**Set exercise:**
Copy each line that holds "Dimensions".

**Information supplied:**
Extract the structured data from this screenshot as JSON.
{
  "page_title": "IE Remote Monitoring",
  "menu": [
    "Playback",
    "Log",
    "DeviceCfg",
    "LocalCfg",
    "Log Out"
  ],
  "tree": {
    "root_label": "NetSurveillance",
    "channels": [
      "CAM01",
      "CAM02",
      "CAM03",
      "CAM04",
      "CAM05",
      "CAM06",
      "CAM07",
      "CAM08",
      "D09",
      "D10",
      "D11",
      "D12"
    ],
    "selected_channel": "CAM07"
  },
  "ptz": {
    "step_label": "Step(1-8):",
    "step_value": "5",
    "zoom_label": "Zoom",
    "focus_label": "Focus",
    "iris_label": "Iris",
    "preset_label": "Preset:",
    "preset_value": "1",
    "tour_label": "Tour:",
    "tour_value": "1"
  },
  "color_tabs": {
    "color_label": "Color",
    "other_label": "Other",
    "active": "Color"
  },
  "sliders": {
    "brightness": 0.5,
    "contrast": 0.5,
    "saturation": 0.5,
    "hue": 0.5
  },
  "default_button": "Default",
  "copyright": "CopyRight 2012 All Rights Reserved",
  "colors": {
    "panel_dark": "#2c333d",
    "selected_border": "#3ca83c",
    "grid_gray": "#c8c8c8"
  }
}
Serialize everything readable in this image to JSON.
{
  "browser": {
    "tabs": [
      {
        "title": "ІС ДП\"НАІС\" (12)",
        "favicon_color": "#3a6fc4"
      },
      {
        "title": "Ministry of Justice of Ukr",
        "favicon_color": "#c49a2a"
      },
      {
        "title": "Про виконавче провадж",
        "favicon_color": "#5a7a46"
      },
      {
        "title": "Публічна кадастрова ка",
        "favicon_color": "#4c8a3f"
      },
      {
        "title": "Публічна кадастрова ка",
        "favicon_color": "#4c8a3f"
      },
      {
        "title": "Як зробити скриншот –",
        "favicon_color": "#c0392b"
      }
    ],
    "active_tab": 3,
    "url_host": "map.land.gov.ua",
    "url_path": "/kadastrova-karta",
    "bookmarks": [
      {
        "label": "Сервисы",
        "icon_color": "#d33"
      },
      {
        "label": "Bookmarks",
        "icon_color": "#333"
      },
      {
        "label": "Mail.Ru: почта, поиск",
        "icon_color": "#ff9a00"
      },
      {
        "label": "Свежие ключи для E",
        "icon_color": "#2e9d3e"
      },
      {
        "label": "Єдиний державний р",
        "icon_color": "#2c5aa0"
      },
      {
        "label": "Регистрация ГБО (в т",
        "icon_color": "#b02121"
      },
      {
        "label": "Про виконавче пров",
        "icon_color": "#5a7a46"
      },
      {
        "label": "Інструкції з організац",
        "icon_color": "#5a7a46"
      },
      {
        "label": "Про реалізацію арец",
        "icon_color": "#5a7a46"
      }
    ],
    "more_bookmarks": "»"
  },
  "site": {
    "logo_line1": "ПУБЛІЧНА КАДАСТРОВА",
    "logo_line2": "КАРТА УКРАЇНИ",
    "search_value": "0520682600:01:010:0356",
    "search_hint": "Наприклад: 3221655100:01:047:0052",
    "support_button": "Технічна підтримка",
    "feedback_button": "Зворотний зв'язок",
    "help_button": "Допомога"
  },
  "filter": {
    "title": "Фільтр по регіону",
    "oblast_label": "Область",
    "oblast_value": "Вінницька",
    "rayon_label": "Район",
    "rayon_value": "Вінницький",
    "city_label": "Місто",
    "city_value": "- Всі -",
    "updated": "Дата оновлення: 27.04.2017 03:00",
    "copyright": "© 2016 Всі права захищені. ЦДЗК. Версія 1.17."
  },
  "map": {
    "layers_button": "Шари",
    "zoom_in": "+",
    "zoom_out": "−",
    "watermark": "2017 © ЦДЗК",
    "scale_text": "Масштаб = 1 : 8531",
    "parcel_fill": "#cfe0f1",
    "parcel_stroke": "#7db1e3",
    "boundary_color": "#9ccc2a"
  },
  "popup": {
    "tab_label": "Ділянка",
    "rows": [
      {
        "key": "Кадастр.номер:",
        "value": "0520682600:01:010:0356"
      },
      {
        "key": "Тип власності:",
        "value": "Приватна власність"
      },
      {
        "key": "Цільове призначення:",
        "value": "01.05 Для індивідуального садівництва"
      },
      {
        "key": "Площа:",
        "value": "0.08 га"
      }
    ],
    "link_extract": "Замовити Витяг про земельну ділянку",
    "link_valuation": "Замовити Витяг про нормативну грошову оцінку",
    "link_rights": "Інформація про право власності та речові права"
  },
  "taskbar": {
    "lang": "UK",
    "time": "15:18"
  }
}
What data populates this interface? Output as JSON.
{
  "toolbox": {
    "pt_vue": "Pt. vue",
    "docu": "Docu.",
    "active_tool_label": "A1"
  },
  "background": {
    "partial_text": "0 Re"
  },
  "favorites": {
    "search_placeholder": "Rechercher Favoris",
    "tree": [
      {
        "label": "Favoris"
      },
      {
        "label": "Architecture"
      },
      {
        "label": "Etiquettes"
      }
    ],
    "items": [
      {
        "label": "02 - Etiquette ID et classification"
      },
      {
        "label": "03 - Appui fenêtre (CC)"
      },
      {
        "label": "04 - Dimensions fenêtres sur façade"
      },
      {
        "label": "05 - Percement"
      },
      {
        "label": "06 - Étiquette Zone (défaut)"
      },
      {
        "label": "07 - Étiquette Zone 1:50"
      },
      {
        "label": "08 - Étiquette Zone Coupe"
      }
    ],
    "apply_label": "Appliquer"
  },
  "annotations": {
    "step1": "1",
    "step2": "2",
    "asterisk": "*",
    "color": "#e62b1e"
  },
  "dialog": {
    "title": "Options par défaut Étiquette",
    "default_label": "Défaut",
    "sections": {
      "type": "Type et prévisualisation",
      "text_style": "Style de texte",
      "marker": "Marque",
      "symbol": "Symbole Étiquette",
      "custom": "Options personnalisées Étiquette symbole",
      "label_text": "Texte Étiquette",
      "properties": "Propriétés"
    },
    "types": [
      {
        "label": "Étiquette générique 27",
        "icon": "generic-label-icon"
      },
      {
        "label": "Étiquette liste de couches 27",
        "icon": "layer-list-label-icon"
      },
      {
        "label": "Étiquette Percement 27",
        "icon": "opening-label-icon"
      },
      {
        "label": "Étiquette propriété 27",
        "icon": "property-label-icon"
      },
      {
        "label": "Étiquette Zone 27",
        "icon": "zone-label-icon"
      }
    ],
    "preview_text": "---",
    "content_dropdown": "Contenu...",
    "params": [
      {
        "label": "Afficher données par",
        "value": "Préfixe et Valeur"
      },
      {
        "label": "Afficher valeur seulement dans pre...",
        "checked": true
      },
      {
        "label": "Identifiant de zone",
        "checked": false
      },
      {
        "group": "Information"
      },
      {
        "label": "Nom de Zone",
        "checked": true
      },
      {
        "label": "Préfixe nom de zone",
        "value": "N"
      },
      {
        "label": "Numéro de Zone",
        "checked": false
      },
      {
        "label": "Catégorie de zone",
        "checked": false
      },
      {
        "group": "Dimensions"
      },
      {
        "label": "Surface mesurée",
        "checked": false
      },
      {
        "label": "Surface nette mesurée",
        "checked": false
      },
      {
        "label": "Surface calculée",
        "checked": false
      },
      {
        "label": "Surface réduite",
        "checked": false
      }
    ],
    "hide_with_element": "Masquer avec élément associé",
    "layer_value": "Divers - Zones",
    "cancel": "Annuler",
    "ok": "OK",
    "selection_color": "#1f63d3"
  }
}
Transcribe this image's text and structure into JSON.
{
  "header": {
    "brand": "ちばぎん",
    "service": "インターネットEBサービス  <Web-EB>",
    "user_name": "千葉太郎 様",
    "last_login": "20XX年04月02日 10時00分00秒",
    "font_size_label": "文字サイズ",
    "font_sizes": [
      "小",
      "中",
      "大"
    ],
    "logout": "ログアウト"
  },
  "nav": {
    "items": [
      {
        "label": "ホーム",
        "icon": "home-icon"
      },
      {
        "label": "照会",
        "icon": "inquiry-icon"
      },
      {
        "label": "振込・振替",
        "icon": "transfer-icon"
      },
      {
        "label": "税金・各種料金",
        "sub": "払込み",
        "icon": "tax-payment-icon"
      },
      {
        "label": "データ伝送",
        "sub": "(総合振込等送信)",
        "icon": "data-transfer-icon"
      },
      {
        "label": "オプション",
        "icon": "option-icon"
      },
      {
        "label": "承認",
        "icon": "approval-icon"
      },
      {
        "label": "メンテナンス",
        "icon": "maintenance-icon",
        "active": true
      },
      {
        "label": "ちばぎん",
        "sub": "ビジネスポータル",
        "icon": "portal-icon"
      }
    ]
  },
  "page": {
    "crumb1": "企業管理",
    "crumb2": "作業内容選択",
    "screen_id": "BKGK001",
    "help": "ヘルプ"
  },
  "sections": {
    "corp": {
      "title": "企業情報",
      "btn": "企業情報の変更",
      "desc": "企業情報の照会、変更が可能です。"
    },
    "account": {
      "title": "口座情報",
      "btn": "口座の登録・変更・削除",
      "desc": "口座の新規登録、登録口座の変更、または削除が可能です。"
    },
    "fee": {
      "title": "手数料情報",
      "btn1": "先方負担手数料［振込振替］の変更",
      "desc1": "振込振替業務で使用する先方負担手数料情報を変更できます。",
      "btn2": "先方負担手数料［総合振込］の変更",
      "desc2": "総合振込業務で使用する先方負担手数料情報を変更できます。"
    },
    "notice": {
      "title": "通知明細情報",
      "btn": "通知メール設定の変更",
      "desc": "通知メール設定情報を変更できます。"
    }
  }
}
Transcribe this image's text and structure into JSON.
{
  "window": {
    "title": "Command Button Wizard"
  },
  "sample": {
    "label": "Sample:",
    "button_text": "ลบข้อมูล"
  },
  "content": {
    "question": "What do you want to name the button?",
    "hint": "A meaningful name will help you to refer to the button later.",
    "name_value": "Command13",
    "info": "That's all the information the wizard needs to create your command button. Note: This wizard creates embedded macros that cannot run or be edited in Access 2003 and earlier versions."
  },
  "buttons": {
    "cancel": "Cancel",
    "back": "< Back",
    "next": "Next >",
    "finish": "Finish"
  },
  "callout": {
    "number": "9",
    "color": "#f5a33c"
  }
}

**Answer in full:**
        "label": "04 - Dimensions fenêtres sur façade"
        "group": "Dimensions"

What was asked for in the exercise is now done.